■ Input data ■
_____

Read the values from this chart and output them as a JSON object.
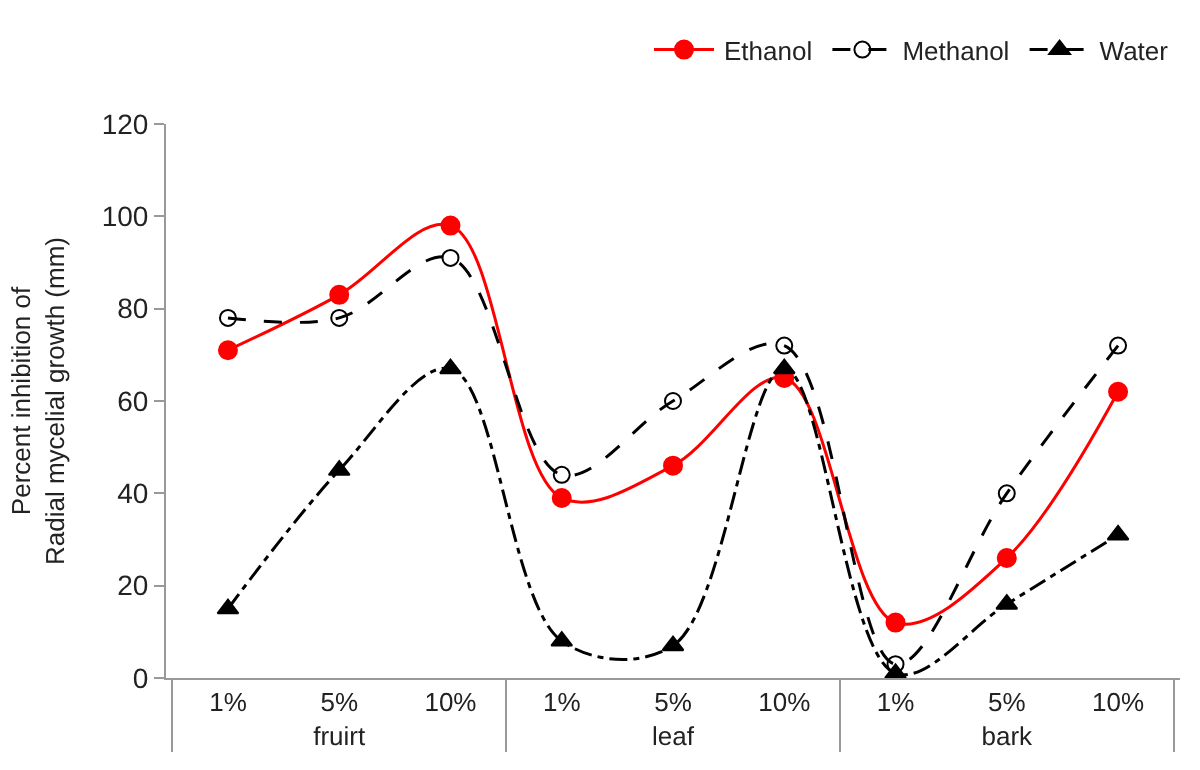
{
  "chart_data": {
    "type": "line",
    "ylabel": "Percent inhibition of\nRadial mycelial growth (mm)",
    "categories": [
      "1%",
      "5%",
      "10%",
      "1%",
      "5%",
      "10%",
      "1%",
      "5%",
      "10%"
    ],
    "annotations": [
      "fruirt",
      "leaf",
      "bark"
    ],
    "series": [
      {
        "name": "Ethanol",
        "color": "#ff0000",
        "marker": "circle",
        "line_style": "solid",
        "values": [
          71,
          83,
          98,
          39,
          46,
          65,
          12,
          26,
          62
        ]
      },
      {
        "name": "Methanol",
        "color": "#000000",
        "marker": "circle-open",
        "line_style": "dashed",
        "values": [
          78,
          78,
          91,
          44,
          60,
          72,
          3,
          40,
          72
        ]
      },
      {
        "name": "Water",
        "color": "#000000",
        "marker": "triangle",
        "line_style": "dashdot",
        "values": [
          15,
          45,
          67,
          8,
          7,
          67,
          1,
          16,
          31
        ]
      }
    ],
    "ylim": [
      0,
      120
    ],
    "yticks": [
      0,
      20,
      40,
      60,
      80,
      100,
      120
    ],
    "legend": "top right"
  }
}
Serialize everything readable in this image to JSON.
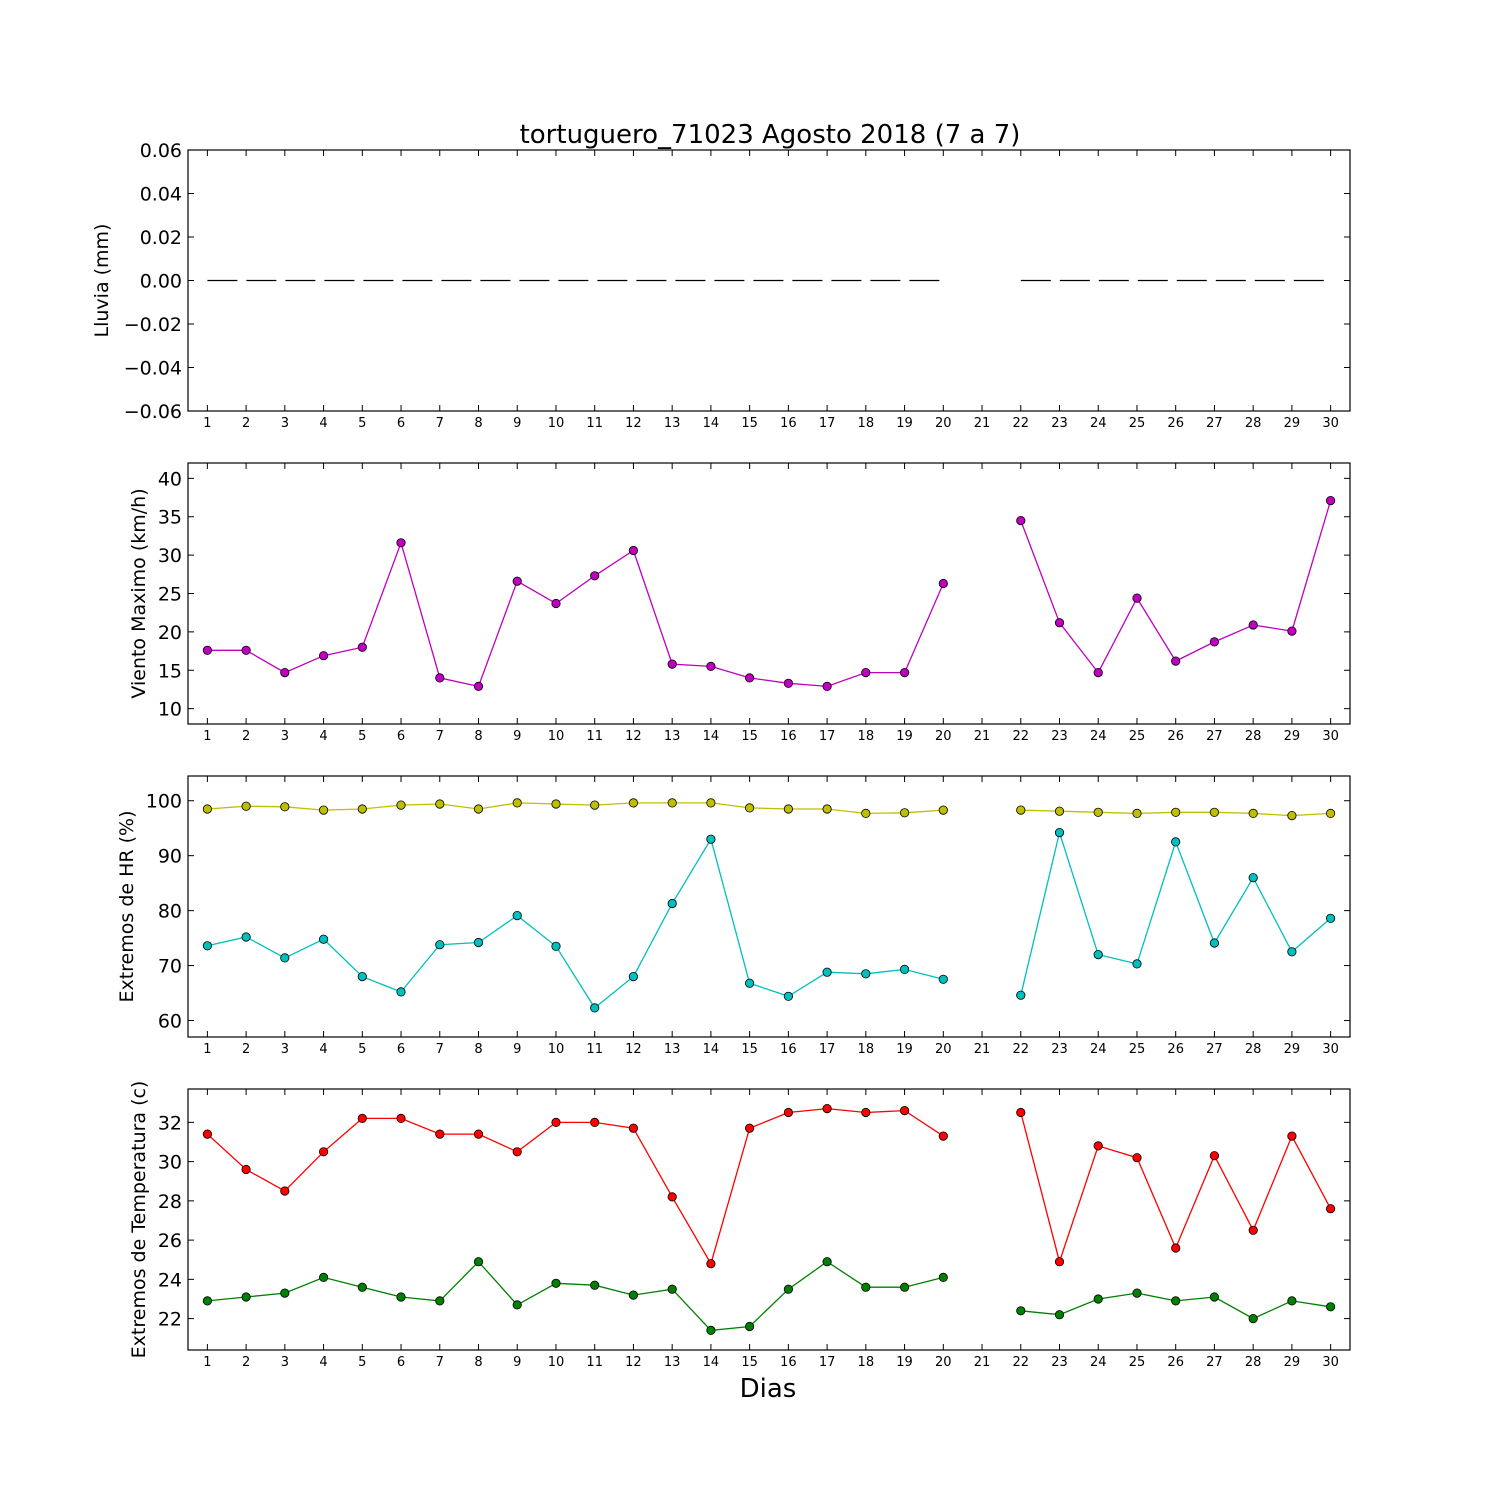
{
  "chart_data": {
    "type": "line",
    "title": "tortuguero_71023 Agosto 2018  (7 a 7)",
    "xlabel": "Dias",
    "x": [
      1,
      2,
      3,
      4,
      5,
      6,
      7,
      8,
      9,
      10,
      11,
      12,
      13,
      14,
      15,
      16,
      17,
      18,
      19,
      20,
      21,
      22,
      23,
      24,
      25,
      26,
      27,
      28,
      29,
      30
    ],
    "xlim": [
      0.5,
      30.5
    ],
    "grid": false,
    "panels": [
      {
        "id": "lluvia",
        "ylabel": "Lluvia (mm)",
        "ylim": [
          -0.06,
          0.06
        ],
        "yticks": [
          0.06,
          0.04,
          0.02,
          0.0,
          -0.02,
          -0.04,
          -0.06
        ],
        "ytick_labels": [
          "0.06",
          "0.04",
          "0.02",
          "0.00",
          "−0.02",
          "−0.04",
          "−0.06"
        ],
        "series": [
          {
            "color": "#000000",
            "style": "dash-segments",
            "markers": false,
            "values": [
              0,
              0,
              0,
              0,
              0,
              0,
              0,
              0,
              0,
              0,
              0,
              0,
              0,
              0,
              0,
              0,
              0,
              0,
              0,
              0,
              null,
              0,
              0,
              0,
              0,
              0,
              0,
              0,
              0,
              0
            ]
          }
        ]
      },
      {
        "id": "viento",
        "ylabel": "Viento Maximo (km/h)",
        "ylim": [
          8,
          42
        ],
        "yticks": [
          10,
          15,
          20,
          25,
          30,
          35,
          40
        ],
        "ytick_labels": [
          "10",
          "15",
          "20",
          "25",
          "30",
          "35",
          "40"
        ],
        "series": [
          {
            "color": "#bf00bf",
            "markers": true,
            "values": [
              17.6,
              17.6,
              14.7,
              16.9,
              18.0,
              31.6,
              14.0,
              12.9,
              26.6,
              23.7,
              27.3,
              30.6,
              15.8,
              15.5,
              14.0,
              13.3,
              12.9,
              14.7,
              14.7,
              26.3,
              null,
              34.5,
              21.2,
              14.7,
              24.4,
              16.2,
              18.7,
              20.9,
              20.1,
              37.1
            ]
          }
        ]
      },
      {
        "id": "hr",
        "ylabel": "Extremos de HR (%)",
        "ylim": [
          57,
          104.5
        ],
        "yticks": [
          60,
          70,
          80,
          90,
          100
        ],
        "ytick_labels": [
          "60",
          "70",
          "80",
          "90",
          "100"
        ],
        "series": [
          {
            "color": "#bfbf00",
            "markers": true,
            "values": [
              98.5,
              99.0,
              98.9,
              98.3,
              98.5,
              99.2,
              99.4,
              98.5,
              99.6,
              99.4,
              99.2,
              99.6,
              99.6,
              99.6,
              98.7,
              98.5,
              98.5,
              97.7,
              97.8,
              98.3,
              null,
              98.3,
              98.1,
              97.9,
              97.7,
              97.9,
              97.9,
              97.7,
              97.3,
              97.7
            ]
          },
          {
            "color": "#00bfbf",
            "markers": true,
            "values": [
              73.6,
              75.2,
              71.4,
              74.8,
              68.0,
              65.2,
              73.8,
              74.2,
              79.1,
              73.5,
              62.3,
              68.0,
              81.3,
              93.0,
              66.8,
              64.4,
              68.8,
              68.5,
              69.3,
              67.5,
              null,
              64.6,
              94.2,
              72.0,
              70.3,
              92.5,
              74.1,
              86.0,
              72.5,
              78.6
            ]
          }
        ]
      },
      {
        "id": "temperatura",
        "ylabel": "Extremos de Temperatura (c)",
        "ylim": [
          20.4,
          33.7
        ],
        "yticks": [
          22,
          24,
          26,
          28,
          30,
          32
        ],
        "ytick_labels": [
          "22",
          "24",
          "26",
          "28",
          "30",
          "32"
        ],
        "series": [
          {
            "color": "#ff0000",
            "markers": true,
            "values": [
              31.4,
              29.6,
              28.5,
              30.5,
              32.2,
              32.2,
              31.4,
              31.4,
              30.5,
              32.0,
              32.0,
              31.7,
              28.2,
              24.8,
              31.7,
              32.5,
              32.7,
              32.5,
              32.6,
              31.3,
              null,
              32.5,
              24.9,
              30.8,
              30.2,
              25.6,
              30.3,
              26.5,
              31.3,
              27.6
            ]
          },
          {
            "color": "#008000",
            "markers": true,
            "values": [
              22.9,
              23.1,
              23.3,
              24.1,
              23.6,
              23.1,
              22.9,
              24.9,
              22.7,
              23.8,
              23.7,
              23.2,
              23.5,
              21.4,
              21.6,
              23.5,
              24.9,
              23.6,
              23.6,
              24.1,
              null,
              22.4,
              22.2,
              23.0,
              23.3,
              22.9,
              23.1,
              22.0,
              22.9,
              22.6
            ]
          }
        ]
      }
    ]
  }
}
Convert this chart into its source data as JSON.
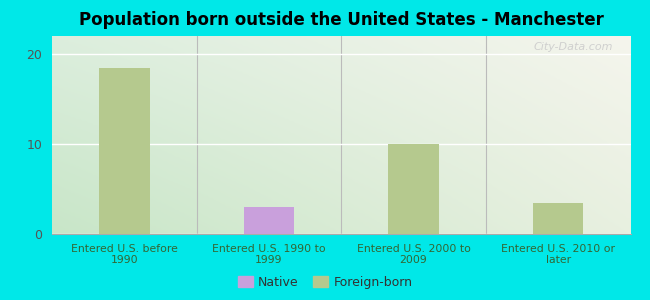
{
  "title": "Population born outside the United States - Manchester",
  "categories": [
    "Entered U.S. before\n1990",
    "Entered U.S. 1990 to\n1999",
    "Entered U.S. 2000 to\n2009",
    "Entered U.S. 2010 or\nlater"
  ],
  "bar_values": [
    18.5,
    3.0,
    10.0,
    3.5
  ],
  "bar_colors": [
    "#b5c98e",
    "#c9a0dc",
    "#b5c98e",
    "#b5c98e"
  ],
  "native_color": "#c9a0dc",
  "foreign_color": "#b5c98e",
  "background_outer": "#00e8e8",
  "background_top_left": "#c8e6c8",
  "background_top_right": "#e8f0e0",
  "background_bottom_left": "#dceedd",
  "background_bottom_right": "#f5f5ed",
  "ylim": [
    0,
    22
  ],
  "yticks": [
    0,
    10,
    20
  ],
  "bar_width": 0.35,
  "legend_native": "Native",
  "legend_foreign": "Foreign-born",
  "watermark": "City-Data.com",
  "xlabel_color": "#336633",
  "ytick_color": "#555555",
  "grid_color": "#ffffff",
  "separator_color": "#bbbbbb"
}
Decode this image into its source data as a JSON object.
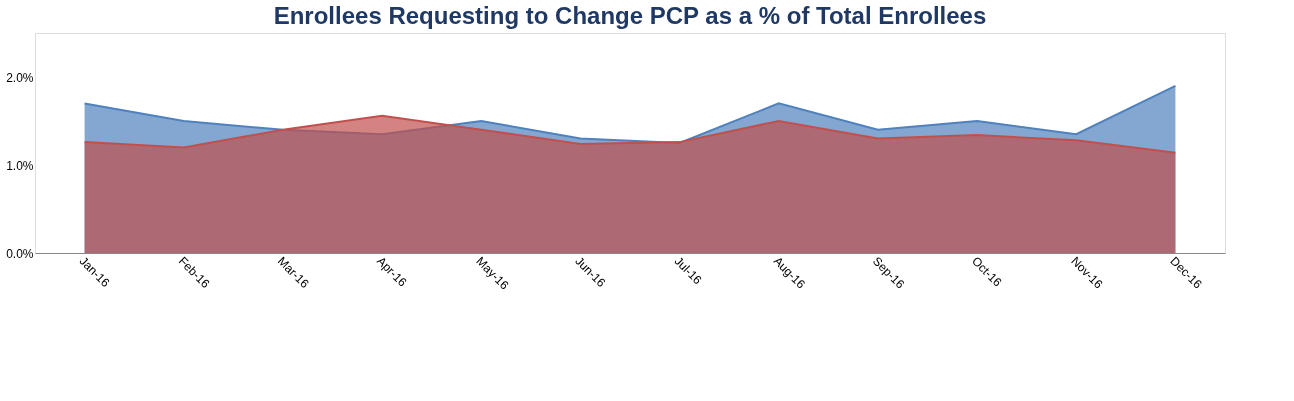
{
  "chart_data": {
    "type": "area",
    "title": "Enrollees Requesting to Change PCP as a % of Total Enrollees",
    "categories": [
      "Jan-16",
      "Feb-16",
      "Mar-16",
      "Apr-16",
      "May-16",
      "Jun-16",
      "Jul-16",
      "Aug-16",
      "Sep-16",
      "Oct-16",
      "Nov-16",
      "Dec-16"
    ],
    "series": [
      {
        "color": "#c0504d",
        "values": [
          1.26,
          1.2,
          1.4,
          1.56,
          1.4,
          1.24,
          1.26,
          1.5,
          1.3,
          1.34,
          1.28,
          1.14
        ]
      },
      {
        "color": "#4f81bd",
        "values": [
          1.7,
          1.5,
          1.4,
          1.35,
          1.5,
          1.3,
          1.25,
          1.7,
          1.4,
          1.5,
          1.35,
          1.9
        ]
      }
    ],
    "ylim": [
      0,
      2.5
    ],
    "yticks": [
      {
        "value": 0,
        "label": "0.0%"
      },
      {
        "value": 1,
        "label": "1.0%"
      },
      {
        "value": 2,
        "label": "2.0%"
      }
    ],
    "grid": false
  }
}
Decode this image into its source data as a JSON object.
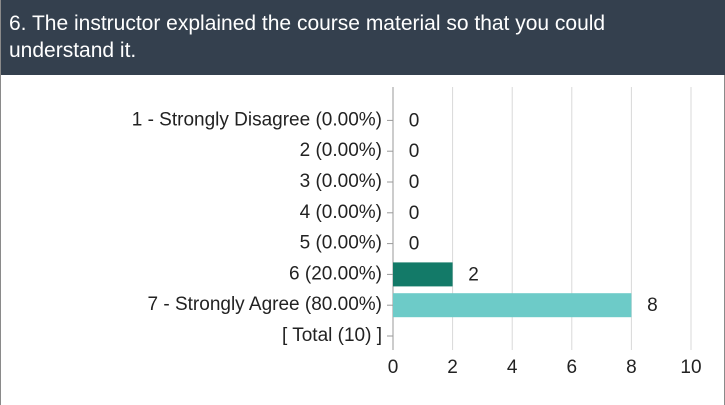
{
  "chart_data": {
    "type": "bar",
    "orientation": "horizontal",
    "title": "6. The instructor explained the course material so that you could understand it.",
    "categories": [
      "1 - Strongly Disagree (0.00%)",
      "2 (0.00%)",
      "3 (0.00%)",
      "4 (0.00%)",
      "5 (0.00%)",
      "6 (20.00%)",
      "7 - Strongly Agree (80.00%)",
      "[ Total (10) ]"
    ],
    "values": [
      0,
      0,
      0,
      0,
      0,
      2,
      8,
      null
    ],
    "colors": [
      "#137a68",
      "#137a68",
      "#137a68",
      "#137a68",
      "#137a68",
      "#137a68",
      "#6dcbc8",
      "#6dcbc8"
    ],
    "xlim": [
      0,
      10
    ],
    "xticks": [
      0,
      2,
      4,
      6,
      8,
      10
    ],
    "grid": true
  }
}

_____

■ Task directions ■
Which lines hold the word "JSON"? Copy each of them from the records.

■ Result of this task ■
Read the values from this chart and output them as a JSON object.
Serialize everything readable in this image to JSON.
Convert this chart into its source data as JSON.
Decode this image into its source data as a JSON object.
Decode this image into its source data as a JSON object.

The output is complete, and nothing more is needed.